→ Set task
Repeat the whole listing exactly as written.

→ Dataset records
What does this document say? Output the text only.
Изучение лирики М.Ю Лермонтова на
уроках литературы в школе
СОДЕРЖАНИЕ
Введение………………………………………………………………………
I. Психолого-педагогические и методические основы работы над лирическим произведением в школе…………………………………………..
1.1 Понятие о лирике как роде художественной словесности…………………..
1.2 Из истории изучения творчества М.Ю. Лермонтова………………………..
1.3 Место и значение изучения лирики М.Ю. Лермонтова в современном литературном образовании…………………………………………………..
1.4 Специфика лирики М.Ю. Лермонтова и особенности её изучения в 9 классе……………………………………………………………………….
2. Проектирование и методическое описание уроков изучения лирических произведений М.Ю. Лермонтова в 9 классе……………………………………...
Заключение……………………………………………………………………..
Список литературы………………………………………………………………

→ Exercise response
What does this document say? Output the text only.
Изучение лирики М.Ю Лермонтова на
уроках литературы в школе
СОДЕРЖАНИЕ
Введение………………………………………………………………………
I. Психолого-педагогические и методические основы работы над лирическим произведением в школе…………………………………………..
1.1 Понятие о лирике как роде художественной словесности…………………..
1.2 Из истории изучения творчества М.Ю. Лермонтова………………………..
1.3 Место и значение изучения лирики М.Ю. Лермонтова в современном литературном образовании…………………………………………………..
1.4 Специфика лирики М.Ю. Лермонтова и особенности её изучения в 9 классе……………………………………………………………………….
2. Проектирование и методическое описание уроков изучения лирических произведений М.Ю. Лермонтова в 9 классе……………………………………...
Заключение……………………………………………………………………..
Список литературы………………………………………………………………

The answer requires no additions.